Input rows:
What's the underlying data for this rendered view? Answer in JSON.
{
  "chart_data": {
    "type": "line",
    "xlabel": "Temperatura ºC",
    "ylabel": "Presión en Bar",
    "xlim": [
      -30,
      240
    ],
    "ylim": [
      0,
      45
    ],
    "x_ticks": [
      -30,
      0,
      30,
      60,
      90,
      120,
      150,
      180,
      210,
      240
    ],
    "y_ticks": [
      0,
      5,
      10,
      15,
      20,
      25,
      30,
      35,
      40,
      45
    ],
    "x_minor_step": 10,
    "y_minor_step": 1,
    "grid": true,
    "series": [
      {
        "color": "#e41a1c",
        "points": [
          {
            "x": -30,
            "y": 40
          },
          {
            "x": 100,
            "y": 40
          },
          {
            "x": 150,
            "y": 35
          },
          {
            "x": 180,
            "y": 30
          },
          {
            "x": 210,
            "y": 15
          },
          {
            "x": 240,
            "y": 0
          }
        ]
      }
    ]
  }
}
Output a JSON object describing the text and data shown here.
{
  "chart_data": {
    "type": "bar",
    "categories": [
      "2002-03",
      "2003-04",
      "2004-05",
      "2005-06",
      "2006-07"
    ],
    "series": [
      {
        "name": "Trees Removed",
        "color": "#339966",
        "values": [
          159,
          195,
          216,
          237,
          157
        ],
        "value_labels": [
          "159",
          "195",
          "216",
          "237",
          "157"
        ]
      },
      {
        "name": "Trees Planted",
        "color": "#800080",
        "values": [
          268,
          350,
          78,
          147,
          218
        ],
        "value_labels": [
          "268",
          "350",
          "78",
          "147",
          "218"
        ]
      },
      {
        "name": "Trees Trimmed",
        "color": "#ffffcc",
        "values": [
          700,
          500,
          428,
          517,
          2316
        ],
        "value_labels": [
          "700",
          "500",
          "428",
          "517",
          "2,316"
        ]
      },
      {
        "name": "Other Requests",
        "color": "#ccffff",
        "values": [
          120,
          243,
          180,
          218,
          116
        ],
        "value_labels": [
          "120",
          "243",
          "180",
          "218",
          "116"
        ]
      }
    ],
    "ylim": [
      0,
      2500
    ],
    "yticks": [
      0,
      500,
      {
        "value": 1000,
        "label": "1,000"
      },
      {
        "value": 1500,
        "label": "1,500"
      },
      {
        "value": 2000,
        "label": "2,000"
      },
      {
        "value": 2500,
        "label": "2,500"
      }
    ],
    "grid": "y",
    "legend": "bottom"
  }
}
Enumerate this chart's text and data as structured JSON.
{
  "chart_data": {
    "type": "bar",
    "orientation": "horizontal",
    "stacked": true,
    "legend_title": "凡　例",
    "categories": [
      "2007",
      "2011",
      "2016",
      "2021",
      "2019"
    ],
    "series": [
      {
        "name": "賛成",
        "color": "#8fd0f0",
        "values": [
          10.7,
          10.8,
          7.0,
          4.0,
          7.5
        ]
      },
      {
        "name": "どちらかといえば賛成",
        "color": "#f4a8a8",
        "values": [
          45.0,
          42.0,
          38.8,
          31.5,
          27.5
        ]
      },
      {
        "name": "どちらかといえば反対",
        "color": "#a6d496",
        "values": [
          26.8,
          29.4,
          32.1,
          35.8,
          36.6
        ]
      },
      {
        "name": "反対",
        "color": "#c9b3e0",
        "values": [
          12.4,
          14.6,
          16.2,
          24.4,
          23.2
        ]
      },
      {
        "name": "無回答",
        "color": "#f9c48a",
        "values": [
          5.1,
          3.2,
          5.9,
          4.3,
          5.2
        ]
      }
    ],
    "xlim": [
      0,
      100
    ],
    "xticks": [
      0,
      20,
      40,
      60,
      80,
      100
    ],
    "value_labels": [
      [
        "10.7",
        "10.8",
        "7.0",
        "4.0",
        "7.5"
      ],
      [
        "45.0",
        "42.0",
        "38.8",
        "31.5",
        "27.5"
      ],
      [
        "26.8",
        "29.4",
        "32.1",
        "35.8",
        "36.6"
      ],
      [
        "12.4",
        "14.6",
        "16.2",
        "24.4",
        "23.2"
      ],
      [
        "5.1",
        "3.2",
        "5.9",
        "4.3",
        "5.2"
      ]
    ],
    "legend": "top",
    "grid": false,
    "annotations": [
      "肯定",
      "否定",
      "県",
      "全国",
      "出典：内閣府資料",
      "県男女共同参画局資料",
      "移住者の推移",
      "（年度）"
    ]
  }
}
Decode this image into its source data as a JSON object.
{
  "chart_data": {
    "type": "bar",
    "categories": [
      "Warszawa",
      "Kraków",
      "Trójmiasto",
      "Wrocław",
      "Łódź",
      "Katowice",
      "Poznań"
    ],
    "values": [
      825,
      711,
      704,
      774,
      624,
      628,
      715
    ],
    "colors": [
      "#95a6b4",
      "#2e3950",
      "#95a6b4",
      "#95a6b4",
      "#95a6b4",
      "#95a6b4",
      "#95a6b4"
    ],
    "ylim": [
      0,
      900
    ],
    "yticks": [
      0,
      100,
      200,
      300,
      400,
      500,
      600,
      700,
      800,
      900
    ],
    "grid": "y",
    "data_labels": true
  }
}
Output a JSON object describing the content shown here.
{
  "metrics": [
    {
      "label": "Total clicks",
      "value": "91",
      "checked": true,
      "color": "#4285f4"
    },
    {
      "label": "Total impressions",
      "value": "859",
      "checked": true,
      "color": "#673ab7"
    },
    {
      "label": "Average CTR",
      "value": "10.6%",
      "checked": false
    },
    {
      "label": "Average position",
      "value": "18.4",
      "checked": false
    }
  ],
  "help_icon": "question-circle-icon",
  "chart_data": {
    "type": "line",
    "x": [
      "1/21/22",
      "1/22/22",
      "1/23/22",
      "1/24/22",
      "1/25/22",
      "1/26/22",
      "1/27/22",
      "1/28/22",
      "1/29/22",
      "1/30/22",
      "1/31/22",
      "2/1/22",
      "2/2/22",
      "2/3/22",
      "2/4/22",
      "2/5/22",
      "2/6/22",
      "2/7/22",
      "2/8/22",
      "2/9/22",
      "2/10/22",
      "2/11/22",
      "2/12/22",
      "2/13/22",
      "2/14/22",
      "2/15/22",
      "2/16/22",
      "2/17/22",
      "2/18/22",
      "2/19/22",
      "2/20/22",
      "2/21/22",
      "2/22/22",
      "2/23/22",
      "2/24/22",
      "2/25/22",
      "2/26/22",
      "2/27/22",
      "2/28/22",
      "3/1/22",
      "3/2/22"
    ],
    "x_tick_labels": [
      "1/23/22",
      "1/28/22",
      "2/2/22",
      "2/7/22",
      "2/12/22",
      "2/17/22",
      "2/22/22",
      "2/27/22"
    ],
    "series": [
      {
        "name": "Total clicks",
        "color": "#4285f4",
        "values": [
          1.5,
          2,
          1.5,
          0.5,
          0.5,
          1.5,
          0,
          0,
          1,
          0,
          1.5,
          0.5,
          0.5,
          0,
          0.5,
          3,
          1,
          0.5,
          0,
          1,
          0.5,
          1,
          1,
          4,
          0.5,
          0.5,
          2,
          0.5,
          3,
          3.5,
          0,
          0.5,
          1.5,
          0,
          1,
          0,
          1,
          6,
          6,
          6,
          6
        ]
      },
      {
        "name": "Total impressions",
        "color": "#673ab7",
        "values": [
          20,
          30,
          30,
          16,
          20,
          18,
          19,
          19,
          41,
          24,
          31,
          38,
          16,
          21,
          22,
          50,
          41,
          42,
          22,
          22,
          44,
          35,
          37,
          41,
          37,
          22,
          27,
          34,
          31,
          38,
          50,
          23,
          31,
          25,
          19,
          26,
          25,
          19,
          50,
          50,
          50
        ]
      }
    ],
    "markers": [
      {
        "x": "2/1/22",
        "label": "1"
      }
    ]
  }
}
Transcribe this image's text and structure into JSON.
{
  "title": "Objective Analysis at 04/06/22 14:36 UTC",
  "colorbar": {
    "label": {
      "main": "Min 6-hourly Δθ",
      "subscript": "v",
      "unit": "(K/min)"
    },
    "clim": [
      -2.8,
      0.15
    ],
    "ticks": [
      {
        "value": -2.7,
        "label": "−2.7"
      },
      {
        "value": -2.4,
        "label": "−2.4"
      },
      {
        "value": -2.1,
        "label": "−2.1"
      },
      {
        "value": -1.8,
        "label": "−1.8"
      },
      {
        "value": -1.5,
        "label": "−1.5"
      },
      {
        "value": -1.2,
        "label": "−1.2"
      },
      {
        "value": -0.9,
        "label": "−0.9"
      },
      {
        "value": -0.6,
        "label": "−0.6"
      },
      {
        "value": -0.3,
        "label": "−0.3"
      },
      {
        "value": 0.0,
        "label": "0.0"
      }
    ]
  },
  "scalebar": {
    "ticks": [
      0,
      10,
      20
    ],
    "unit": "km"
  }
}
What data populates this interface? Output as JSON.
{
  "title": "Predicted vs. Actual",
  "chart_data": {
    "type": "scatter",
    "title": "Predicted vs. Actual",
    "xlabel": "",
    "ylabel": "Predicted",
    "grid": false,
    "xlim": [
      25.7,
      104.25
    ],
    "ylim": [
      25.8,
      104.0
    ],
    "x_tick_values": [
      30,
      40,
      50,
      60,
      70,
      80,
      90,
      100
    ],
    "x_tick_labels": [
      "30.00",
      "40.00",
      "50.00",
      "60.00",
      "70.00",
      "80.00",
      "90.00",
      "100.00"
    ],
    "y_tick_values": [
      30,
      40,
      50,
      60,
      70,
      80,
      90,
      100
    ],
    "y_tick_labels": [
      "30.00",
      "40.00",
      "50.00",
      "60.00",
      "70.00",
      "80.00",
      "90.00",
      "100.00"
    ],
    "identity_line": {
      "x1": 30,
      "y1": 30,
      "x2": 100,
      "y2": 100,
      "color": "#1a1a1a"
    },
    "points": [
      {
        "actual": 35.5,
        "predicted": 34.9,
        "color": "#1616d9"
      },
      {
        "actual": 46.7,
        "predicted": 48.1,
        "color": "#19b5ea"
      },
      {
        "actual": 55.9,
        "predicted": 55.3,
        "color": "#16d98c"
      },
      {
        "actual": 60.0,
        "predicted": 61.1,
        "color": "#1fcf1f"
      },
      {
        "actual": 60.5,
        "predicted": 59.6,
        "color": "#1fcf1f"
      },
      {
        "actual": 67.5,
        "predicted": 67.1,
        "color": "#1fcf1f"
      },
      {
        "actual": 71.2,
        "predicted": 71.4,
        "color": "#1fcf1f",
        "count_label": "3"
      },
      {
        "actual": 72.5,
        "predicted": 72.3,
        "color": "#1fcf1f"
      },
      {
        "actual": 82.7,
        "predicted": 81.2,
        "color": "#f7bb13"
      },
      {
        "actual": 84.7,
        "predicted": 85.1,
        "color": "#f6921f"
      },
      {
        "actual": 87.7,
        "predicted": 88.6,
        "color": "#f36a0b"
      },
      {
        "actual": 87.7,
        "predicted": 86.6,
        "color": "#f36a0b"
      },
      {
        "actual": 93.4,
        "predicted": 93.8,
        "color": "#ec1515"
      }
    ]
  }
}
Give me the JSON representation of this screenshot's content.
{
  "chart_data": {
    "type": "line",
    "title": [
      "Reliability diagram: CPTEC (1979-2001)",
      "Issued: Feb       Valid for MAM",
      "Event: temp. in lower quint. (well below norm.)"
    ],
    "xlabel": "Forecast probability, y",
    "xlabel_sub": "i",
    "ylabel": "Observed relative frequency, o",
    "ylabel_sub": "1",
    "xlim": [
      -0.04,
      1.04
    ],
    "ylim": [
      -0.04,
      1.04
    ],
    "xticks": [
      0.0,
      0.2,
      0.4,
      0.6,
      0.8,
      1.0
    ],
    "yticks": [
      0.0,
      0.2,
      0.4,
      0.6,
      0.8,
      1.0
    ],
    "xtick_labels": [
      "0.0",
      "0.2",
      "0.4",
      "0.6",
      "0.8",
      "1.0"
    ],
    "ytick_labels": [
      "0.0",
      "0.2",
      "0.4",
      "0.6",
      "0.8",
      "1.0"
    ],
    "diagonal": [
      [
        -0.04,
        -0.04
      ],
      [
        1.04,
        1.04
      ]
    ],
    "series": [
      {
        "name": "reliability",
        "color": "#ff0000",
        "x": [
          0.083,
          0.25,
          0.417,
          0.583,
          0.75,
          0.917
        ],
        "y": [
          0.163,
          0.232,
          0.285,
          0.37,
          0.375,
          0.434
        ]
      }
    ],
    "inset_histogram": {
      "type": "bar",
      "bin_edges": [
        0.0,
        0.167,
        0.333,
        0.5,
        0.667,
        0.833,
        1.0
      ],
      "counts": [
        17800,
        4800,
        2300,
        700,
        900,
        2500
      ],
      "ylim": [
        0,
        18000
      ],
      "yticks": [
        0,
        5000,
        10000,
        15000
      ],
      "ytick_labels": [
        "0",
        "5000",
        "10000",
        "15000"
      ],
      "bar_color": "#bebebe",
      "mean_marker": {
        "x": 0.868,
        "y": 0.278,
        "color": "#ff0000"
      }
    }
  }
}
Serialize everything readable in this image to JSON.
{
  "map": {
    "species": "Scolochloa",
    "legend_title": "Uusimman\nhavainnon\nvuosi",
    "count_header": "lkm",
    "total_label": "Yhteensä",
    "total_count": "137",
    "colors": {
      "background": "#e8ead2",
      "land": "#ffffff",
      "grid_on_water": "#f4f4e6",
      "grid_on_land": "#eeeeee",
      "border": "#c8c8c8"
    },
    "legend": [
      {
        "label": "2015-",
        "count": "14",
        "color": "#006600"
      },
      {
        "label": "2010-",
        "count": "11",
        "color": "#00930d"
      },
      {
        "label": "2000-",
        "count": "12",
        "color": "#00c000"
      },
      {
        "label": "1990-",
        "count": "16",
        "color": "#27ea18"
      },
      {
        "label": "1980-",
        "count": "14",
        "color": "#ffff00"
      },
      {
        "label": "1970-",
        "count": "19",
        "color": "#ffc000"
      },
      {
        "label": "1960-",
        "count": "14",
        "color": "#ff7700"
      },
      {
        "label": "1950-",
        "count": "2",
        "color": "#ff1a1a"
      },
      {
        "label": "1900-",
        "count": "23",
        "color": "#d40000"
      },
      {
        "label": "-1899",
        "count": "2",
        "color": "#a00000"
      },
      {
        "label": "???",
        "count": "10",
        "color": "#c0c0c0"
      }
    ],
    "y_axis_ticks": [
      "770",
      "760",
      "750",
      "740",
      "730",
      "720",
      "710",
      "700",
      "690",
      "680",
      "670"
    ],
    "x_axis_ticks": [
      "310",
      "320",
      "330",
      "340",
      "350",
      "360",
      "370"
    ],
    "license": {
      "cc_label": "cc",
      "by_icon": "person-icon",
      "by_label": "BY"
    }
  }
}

Set problem: Using the records above, select and copy every line that has the word "into".

Answer:
Decode this image into its source data as a JSON object.
Transcribe this image's text and structure into JSON.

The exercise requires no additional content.